- _SHORT EXERCISE_
Omit the pictures from the entries below and retype everything else exactly.

--- START RECORD EXTRACTS ---

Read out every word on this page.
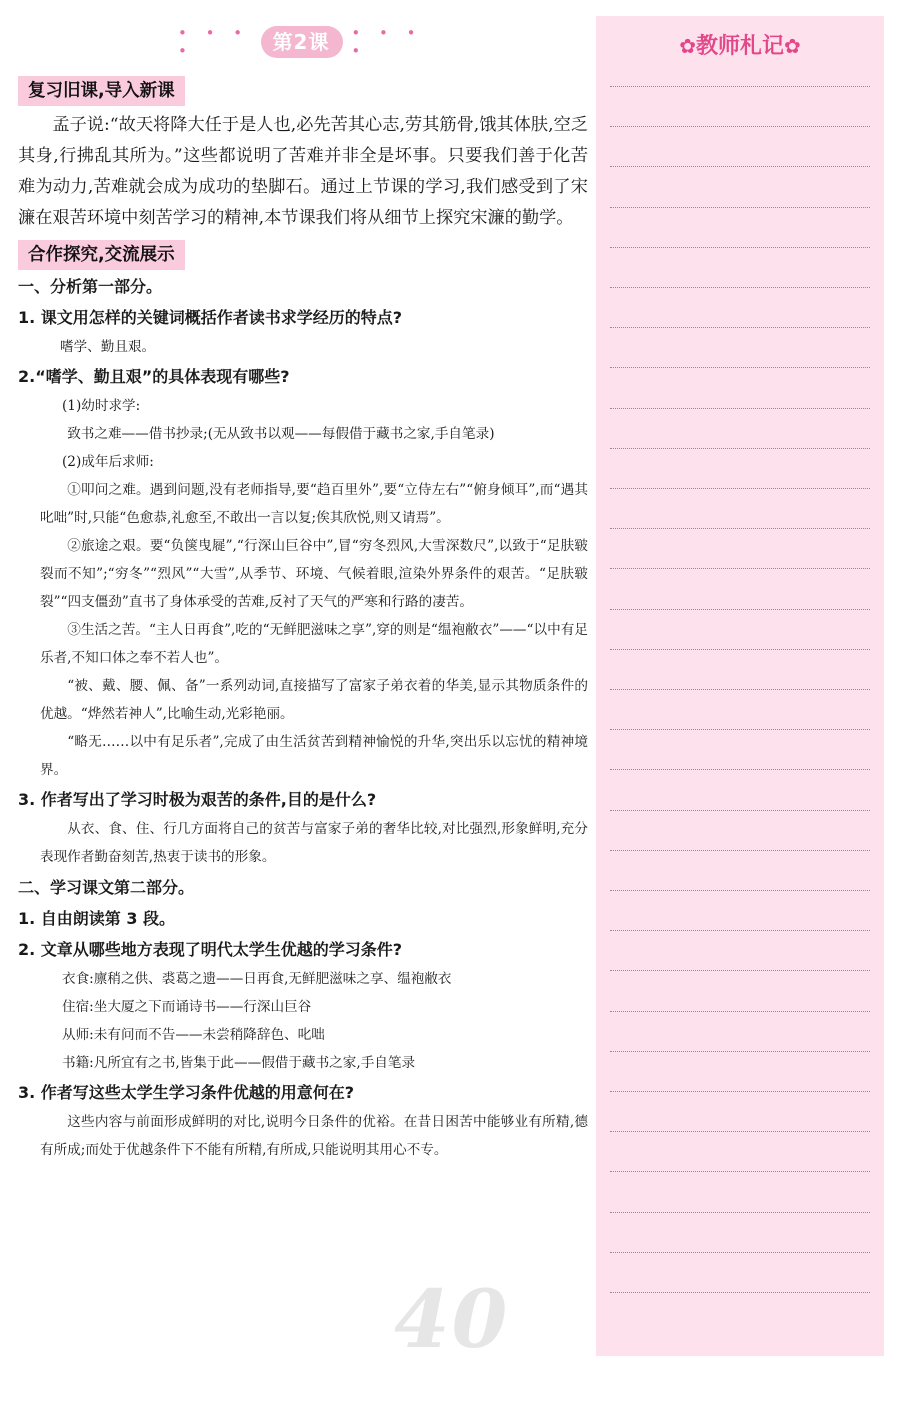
• • • •	第2课时
• • • •
复习旧课,导入新课
孟子说:“故天将降大任于是人也,必先苦其心志,劳其筋骨,饿其体肤,空乏其身,行拂乱其所为。”这些都说明了苦难并非全是坏事。只要我们善于化苦难为动力,苦难就会成为成功的垫脚石。通过上节课的学习,我们感受到了宋濂在艰苦环境中刻苦学习的精神,本节课我们将从细节上探究宋濂的勤学。
合作探究,交流展示
一、分析第一部分。
1. 课文用怎样的关键词概括作者读书求学经历的特点?
嗜学、勤且艰。
2.“嗜学、勤且艰”的具体表现有哪些?
(1)幼时求学:
致书之难——借书抄录;(无从致书以观——每假借于藏书之家,手自笔录)
(2)成年后求师:
①叩问之难。遇到问题,没有老师指导,要“趋百里外”,要“立侍左右”“俯身倾耳”,而“遇其叱咄”时,只能“色愈恭,礼愈至,不敢出一言以复;俟其欣悦,则又请焉”。
②旅途之艰。要“负箧曳屣”,“行深山巨谷中”,冒“穷冬烈风,大雪深数尺”,以致于“足肤皲裂而不知”;“穷冬”“烈风”“大雪”,从季节、环境、气候着眼,渲染外界条件的艰苦。“足肤皲裂”“四支僵劲”直书了身体承受的苦难,反衬了天气的严寒和行路的凄苦。
③生活之苦。“主人日再食”,吃的“无鲜肥滋味之享”,穿的则是“缊袍敝衣”——“以中有足乐者,不知口体之奉不若人也”。
“被、戴、腰、佩、备”一系列动词,直接描写了富家子弟衣着的华美,显示其物质条件的优越。“烨然若神人”,比喻生动,光彩艳丽。
“略无……以中有足乐者”,完成了由生活贫苦到精神愉悦的升华,突出乐以忘忧的精神境界。
3. 作者写出了学习时极为艰苦的条件,目的是什么?
从衣、食、住、行几方面将自己的贫苦与富家子弟的奢华比较,对比强烈,形象鲜明,充分表现作者勤奋刻苦,热衷于读书的形象。
二、学习课文第二部分。
1. 自由朗读第 3 段。
2. 文章从哪些地方表现了明代太学生优越的学习条件?
衣食:廪稍之供、裘葛之遗——日再食,无鲜肥滋味之享、缊袍敝衣
住宿:坐大厦之下而诵诗书——行深山巨谷
从师:未有问而不告——未尝稍降辞色、叱咄
书籍:凡所宜有之书,皆集于此——假借于藏书之家,手自笔录
3. 作者写这些太学生学习条件优越的用意何在?
这些内容与前面形成鲜明的对比,说明今日条件的优裕。在昔日困苦中能够业有所精,德有所成;而处于优越条件下不能有所精,有所成,只能说明其用心不专。
✿教师札记✿
40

--- END RECORD EXTRACTS ---

- _EXERCISE ANSWER_
Read out every word on this page.
• • • •	第2课时
• • • •
复习旧课,导入新课
孟子说:“故天将降大任于是人也,必先苦其心志,劳其筋骨,饿其体肤,空乏其身,行拂乱其所为。”这些都说明了苦难并非全是坏事。只要我们善于化苦难为动力,苦难就会成为成功的垫脚石。通过上节课的学习,我们感受到了宋濂在艰苦环境中刻苦学习的精神,本节课我们将从细节上探究宋濂的勤学。
合作探究,交流展示
一、分析第一部分。
1. 课文用怎样的关键词概括作者读书求学经历的特点?
嗜学、勤且艰。
2.“嗜学、勤且艰”的具体表现有哪些?
(1)幼时求学:
致书之难——借书抄录;(无从致书以观——每假借于藏书之家,手自笔录)
(2)成年后求师:
①叩问之难。遇到问题,没有老师指导,要“趋百里外”,要“立侍左右”“俯身倾耳”,而“遇其叱咄”时,只能“色愈恭,礼愈至,不敢出一言以复;俟其欣悦,则又请焉”。
②旅途之艰。要“负箧曳屣”,“行深山巨谷中”,冒“穷冬烈风,大雪深数尺”,以致于“足肤皲裂而不知”;“穷冬”“烈风”“大雪”,从季节、环境、气候着眼,渲染外界条件的艰苦。“足肤皲裂”“四支僵劲”直书了身体承受的苦难,反衬了天气的严寒和行路的凄苦。
③生活之苦。“主人日再食”,吃的“无鲜肥滋味之享”,穿的则是“缊袍敝衣”——“以中有足乐者,不知口体之奉不若人也”。
“被、戴、腰、佩、备”一系列动词,直接描写了富家子弟衣着的华美,显示其物质条件的优越。“烨然若神人”,比喻生动,光彩艳丽。
“略无……以中有足乐者”,完成了由生活贫苦到精神愉悦的升华,突出乐以忘忧的精神境界。
3. 作者写出了学习时极为艰苦的条件,目的是什么?
从衣、食、住、行几方面将自己的贫苦与富家子弟的奢华比较,对比强烈,形象鲜明,充分表现作者勤奋刻苦,热衷于读书的形象。
二、学习课文第二部分。
1. 自由朗读第 3 段。
2. 文章从哪些地方表现了明代太学生优越的学习条件?
衣食:廪稍之供、裘葛之遗——日再食,无鲜肥滋味之享、缊袍敝衣
住宿:坐大厦之下而诵诗书——行深山巨谷
从师:未有问而不告——未尝稍降辞色、叱咄
书籍:凡所宜有之书,皆集于此——假借于藏书之家,手自笔录
3. 作者写这些太学生学习条件优越的用意何在?
这些内容与前面形成鲜明的对比,说明今日条件的优裕。在昔日困苦中能够业有所精,德有所成;而处于优越条件下不能有所精,有所成,只能说明其用心不专。
✿教师札记✿
40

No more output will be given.